MATERIAL FOR THE TASK →
»»

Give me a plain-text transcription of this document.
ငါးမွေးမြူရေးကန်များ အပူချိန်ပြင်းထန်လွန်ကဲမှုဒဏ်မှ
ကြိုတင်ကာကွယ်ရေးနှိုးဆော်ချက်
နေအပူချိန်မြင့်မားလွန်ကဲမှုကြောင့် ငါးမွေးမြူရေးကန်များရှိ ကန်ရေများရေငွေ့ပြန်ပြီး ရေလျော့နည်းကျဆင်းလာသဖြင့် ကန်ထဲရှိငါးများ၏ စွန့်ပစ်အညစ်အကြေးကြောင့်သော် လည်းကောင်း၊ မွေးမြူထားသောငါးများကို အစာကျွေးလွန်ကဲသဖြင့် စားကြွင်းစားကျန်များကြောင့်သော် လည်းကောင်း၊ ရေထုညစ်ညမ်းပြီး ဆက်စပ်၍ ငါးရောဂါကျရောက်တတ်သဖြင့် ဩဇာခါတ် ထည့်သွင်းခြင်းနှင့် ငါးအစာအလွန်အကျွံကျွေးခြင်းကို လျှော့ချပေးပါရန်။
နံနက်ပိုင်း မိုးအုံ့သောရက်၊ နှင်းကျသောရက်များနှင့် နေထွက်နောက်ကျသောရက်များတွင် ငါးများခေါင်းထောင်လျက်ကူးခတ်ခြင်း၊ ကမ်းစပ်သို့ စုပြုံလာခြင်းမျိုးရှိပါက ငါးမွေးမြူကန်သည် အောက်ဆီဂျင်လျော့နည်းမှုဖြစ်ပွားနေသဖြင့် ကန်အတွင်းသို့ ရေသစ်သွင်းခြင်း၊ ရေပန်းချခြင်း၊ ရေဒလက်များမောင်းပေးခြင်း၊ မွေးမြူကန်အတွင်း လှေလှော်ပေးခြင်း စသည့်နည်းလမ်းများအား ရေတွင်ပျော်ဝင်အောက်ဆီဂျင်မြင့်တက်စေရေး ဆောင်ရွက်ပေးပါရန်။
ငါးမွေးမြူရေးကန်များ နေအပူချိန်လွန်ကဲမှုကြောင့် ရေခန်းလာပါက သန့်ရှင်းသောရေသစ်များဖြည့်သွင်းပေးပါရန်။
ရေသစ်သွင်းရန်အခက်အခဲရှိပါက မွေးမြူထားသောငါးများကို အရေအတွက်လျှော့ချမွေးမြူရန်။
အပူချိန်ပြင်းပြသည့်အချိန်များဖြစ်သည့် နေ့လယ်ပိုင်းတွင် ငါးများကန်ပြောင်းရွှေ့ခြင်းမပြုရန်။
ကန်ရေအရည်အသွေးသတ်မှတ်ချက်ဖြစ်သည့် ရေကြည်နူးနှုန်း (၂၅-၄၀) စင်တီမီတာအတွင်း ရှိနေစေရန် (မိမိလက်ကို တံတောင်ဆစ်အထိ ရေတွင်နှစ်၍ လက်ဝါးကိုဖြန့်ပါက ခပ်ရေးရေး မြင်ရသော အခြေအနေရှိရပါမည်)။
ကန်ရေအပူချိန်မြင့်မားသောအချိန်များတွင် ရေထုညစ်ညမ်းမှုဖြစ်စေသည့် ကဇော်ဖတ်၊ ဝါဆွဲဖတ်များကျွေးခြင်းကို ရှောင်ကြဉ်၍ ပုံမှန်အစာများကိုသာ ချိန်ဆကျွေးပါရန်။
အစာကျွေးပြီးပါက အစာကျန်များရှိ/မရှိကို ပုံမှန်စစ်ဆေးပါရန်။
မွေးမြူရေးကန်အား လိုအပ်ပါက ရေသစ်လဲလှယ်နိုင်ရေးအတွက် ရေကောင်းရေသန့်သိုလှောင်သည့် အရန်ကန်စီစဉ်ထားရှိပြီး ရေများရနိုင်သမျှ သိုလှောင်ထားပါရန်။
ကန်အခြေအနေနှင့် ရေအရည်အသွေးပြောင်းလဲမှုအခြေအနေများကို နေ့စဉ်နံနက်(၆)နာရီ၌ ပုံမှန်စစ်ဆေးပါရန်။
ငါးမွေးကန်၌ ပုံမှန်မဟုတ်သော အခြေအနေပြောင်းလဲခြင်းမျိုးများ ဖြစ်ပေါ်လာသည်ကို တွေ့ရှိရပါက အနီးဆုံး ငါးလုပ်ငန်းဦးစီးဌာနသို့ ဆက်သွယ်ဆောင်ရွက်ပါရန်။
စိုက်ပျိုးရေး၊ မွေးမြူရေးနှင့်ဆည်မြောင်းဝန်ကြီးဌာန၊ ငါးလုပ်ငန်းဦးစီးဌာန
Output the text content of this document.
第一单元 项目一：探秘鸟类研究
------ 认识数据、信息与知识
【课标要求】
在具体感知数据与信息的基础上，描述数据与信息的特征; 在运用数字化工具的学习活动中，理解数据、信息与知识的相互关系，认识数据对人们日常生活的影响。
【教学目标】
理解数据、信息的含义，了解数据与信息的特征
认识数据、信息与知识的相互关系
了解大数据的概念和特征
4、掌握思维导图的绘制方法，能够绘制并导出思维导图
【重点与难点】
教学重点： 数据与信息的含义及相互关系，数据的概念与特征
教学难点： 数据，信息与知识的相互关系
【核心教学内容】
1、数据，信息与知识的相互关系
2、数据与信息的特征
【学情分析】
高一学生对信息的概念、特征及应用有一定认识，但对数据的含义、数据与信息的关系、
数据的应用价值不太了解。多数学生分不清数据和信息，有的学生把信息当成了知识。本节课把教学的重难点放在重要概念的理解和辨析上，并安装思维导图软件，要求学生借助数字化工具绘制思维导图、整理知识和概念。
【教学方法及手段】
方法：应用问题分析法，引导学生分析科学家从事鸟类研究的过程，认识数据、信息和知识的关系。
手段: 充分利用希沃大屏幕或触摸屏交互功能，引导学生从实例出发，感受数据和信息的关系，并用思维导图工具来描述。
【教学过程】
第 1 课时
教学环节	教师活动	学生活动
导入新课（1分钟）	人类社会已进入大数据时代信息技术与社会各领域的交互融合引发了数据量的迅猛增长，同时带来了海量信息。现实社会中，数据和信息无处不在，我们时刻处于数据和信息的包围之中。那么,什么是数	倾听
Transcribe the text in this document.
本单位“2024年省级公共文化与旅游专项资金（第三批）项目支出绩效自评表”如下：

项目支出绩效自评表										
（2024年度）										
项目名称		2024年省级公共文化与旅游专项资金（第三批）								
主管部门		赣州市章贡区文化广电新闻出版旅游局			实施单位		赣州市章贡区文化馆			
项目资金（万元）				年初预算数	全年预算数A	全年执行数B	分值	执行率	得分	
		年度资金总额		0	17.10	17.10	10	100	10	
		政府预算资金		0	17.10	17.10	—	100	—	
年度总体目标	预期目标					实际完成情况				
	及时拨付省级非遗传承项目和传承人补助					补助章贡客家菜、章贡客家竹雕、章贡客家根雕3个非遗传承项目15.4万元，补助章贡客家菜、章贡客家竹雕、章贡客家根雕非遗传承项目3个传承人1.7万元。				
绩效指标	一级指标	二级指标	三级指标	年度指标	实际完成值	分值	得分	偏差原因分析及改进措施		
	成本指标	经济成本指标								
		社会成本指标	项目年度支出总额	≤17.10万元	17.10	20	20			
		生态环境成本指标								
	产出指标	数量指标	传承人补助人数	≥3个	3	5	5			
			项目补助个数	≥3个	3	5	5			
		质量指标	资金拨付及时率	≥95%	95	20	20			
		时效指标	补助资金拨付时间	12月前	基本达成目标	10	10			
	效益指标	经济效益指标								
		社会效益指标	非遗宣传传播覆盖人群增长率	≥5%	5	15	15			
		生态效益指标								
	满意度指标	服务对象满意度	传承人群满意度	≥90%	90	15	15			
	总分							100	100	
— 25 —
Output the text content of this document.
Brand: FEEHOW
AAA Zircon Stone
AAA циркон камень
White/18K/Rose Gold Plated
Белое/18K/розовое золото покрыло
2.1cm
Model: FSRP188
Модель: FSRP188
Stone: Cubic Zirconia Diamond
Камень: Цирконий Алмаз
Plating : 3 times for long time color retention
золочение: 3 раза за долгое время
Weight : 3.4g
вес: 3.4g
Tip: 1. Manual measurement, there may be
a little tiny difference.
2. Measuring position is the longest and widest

««

WHAT THE EXERCISE ASKS →
From the material, report only how many lines include the word "理解数据".

CORRECT ANSWER →
2